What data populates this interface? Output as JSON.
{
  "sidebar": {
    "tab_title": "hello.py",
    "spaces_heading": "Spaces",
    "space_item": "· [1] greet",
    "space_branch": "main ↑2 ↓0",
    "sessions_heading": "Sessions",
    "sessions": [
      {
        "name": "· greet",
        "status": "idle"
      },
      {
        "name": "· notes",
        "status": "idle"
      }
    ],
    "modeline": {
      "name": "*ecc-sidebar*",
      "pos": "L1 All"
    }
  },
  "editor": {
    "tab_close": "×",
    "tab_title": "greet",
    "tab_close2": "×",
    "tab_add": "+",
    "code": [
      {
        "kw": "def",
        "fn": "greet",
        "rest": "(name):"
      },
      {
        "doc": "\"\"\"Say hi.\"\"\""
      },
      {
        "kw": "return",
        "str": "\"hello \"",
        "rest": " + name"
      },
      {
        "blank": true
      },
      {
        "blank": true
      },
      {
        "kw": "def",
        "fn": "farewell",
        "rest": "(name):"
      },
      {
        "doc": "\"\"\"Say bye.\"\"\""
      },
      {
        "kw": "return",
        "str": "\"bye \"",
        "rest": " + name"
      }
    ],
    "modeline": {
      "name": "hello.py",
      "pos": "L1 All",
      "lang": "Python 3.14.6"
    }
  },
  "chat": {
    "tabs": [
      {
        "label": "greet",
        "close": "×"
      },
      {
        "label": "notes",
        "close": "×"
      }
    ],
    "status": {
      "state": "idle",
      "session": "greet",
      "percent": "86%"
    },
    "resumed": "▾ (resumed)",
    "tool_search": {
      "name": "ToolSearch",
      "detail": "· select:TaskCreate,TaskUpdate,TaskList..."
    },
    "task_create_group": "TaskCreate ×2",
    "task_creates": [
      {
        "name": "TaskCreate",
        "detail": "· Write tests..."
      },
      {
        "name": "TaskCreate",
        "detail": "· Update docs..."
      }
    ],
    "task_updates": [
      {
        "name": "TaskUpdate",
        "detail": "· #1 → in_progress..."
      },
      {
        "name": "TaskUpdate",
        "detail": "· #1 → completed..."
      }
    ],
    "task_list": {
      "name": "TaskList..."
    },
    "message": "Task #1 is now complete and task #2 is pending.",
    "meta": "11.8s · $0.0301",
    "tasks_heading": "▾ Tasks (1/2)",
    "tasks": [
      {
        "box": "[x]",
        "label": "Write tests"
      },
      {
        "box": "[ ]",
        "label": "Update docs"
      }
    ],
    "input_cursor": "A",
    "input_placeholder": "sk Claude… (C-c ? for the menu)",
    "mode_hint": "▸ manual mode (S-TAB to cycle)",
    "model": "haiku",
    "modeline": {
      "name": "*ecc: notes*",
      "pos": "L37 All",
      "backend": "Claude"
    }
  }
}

- - -

WHAT IS REQUIRED:
Note each line of the entries that has "label" in it, and copy those lines.

TASK ANSWER:
        "label": "greet",
        "label": "notes",
        "label": "Write tests"
        "label": "Update docs"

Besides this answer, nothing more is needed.